> Stated goal
Below is a listing; copy all of it exactly.

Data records
-- begin --

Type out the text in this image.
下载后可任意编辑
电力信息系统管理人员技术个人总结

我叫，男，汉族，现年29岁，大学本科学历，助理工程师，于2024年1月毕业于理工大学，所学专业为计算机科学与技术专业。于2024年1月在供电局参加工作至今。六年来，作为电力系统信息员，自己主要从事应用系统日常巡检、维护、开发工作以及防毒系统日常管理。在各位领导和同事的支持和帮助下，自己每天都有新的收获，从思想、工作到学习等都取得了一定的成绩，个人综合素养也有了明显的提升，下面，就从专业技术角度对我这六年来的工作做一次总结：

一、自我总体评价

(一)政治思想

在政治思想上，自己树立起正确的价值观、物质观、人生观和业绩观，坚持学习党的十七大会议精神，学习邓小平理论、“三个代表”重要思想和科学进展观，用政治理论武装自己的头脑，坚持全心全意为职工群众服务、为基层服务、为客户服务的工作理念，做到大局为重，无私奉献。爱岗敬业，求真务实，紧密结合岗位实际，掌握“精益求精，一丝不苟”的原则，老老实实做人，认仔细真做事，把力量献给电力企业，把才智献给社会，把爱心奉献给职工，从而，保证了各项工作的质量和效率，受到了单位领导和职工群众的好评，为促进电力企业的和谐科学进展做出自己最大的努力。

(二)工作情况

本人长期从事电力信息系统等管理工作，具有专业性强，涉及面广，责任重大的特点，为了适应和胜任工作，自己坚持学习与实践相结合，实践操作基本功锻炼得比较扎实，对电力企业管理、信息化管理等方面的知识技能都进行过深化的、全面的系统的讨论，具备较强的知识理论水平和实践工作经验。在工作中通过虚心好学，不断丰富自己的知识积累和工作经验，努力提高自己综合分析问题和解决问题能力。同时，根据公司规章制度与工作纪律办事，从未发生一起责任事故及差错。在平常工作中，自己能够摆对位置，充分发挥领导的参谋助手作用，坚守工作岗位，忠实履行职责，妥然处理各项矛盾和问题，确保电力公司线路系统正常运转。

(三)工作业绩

-- end --

> Complete response
Type out the text in this image.
下载后可任意编辑
电力信息系统管理人员技术个人总结

我叫，男，汉族，现年29岁，大学本科学历，助理工程师，于2024年1月毕业于理工大学，所学专业为计算机科学与技术专业。于2024年1月在供电局参加工作至今。六年来，作为电力系统信息员，自己主要从事应用系统日常巡检、维护、开发工作以及防毒系统日常管理。在各位领导和同事的支持和帮助下，自己每天都有新的收获，从思想、工作到学习等都取得了一定的成绩，个人综合素养也有了明显的提升，下面，就从专业技术角度对我这六年来的工作做一次总结：

一、自我总体评价

(一)政治思想

在政治思想上，自己树立起正确的价值观、物质观、人生观和业绩观，坚持学习党的十七大会议精神，学习邓小平理论、“三个代表”重要思想和科学进展观，用政治理论武装自己的头脑，坚持全心全意为职工群众服务、为基层服务、为客户服务的工作理念，做到大局为重，无私奉献。爱岗敬业，求真务实，紧密结合岗位实际，掌握“精益求精，一丝不苟”的原则，老老实实做人，认仔细真做事，把力量献给电力企业，把才智献给社会，把爱心奉献给职工，从而，保证了各项工作的质量和效率，受到了单位领导和职工群众的好评，为促进电力企业的和谐科学进展做出自己最大的努力。

(二)工作情况

本人长期从事电力信息系统等管理工作，具有专业性强，涉及面广，责任重大的特点，为了适应和胜任工作，自己坚持学习与实践相结合，实践操作基本功锻炼得比较扎实，对电力企业管理、信息化管理等方面的知识技能都进行过深化的、全面的系统的讨论，具备较强的知识理论水平和实践工作经验。在工作中通过虚心好学，不断丰富自己的知识积累和工作经验，努力提高自己综合分析问题和解决问题能力。同时，根据公司规章制度与工作纪律办事，从未发生一起责任事故及差错。在平常工作中，自己能够摆对位置，充分发挥领导的参谋助手作用，坚守工作岗位，忠实履行职责，妥然处理各项矛盾和问题，确保电力公司线路系统正常运转。

(三)工作业绩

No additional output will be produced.